Send back all the data below, exactly as given.

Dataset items
• • • • • • •

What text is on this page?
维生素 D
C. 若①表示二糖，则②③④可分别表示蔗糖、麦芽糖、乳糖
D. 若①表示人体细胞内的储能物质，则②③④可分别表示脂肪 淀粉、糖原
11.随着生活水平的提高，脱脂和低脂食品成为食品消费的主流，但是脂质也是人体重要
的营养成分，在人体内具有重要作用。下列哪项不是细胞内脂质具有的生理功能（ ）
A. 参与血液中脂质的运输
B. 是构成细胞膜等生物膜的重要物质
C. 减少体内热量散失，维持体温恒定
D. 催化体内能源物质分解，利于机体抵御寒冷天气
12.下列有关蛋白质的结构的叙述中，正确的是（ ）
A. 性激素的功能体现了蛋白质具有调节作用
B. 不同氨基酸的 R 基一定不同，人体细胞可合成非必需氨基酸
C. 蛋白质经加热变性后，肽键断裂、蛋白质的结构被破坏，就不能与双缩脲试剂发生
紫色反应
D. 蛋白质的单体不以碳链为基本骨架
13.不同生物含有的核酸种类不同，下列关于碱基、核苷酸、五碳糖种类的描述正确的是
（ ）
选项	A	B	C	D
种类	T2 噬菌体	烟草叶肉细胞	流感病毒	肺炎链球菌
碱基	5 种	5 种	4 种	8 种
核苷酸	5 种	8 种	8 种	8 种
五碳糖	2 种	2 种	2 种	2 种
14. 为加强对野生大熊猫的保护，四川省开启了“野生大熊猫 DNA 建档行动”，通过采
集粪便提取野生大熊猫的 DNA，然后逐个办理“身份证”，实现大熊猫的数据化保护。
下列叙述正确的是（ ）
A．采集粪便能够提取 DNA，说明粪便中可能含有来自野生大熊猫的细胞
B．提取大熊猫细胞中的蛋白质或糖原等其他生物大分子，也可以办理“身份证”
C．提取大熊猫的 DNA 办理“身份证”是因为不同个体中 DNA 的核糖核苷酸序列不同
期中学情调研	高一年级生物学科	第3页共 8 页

• • • • • • •

▸ Task response
What text is on this page?
维生素 D
C. 若①表示二糖，则②③④可分别表示蔗糖、麦芽糖、乳糖
D. 若①表示人体细胞内的储能物质，则②③④可分别表示脂肪 淀粉、糖原
11.随着生活水平的提高，脱脂和低脂食品成为食品消费的主流，但是脂质也是人体重要
的营养成分，在人体内具有重要作用。下列哪项不是细胞内脂质具有的生理功能（ ）
A. 参与血液中脂质的运输
B. 是构成细胞膜等生物膜的重要物质
C. 减少体内热量散失，维持体温恒定
D. 催化体内能源物质分解，利于机体抵御寒冷天气
12.下列有关蛋白质的结构的叙述中，正确的是（ ）
A. 性激素的功能体现了蛋白质具有调节作用
B. 不同氨基酸的 R 基一定不同，人体细胞可合成非必需氨基酸
C. 蛋白质经加热变性后，肽键断裂、蛋白质的结构被破坏，就不能与双缩脲试剂发生
紫色反应
D. 蛋白质的单体不以碳链为基本骨架
13.不同生物含有的核酸种类不同，下列关于碱基、核苷酸、五碳糖种类的描述正确的是
（ ）
选项	A	B	C	D
种类	T2 噬菌体	烟草叶肉细胞	流感病毒	肺炎链球菌
碱基	5 种	5 种	4 种	8 种
核苷酸	5 种	8 种	8 种	8 种
五碳糖	2 种	2 种	2 种	2 种
14. 为加强对野生大熊猫的保护，四川省开启了“野生大熊猫 DNA 建档行动”，通过采
集粪便提取野生大熊猫的 DNA，然后逐个办理“身份证”，实现大熊猫的数据化保护。
下列叙述正确的是（ ）
A．采集粪便能够提取 DNA，说明粪便中可能含有来自野生大熊猫的细胞
B．提取大熊猫细胞中的蛋白质或糖原等其他生物大分子，也可以办理“身份证”
C．提取大熊猫的 DNA 办理“身份证”是因为不同个体中 DNA 的核糖核苷酸序列不同
期中学情调研	高一年级生物学科	第3页共 8 页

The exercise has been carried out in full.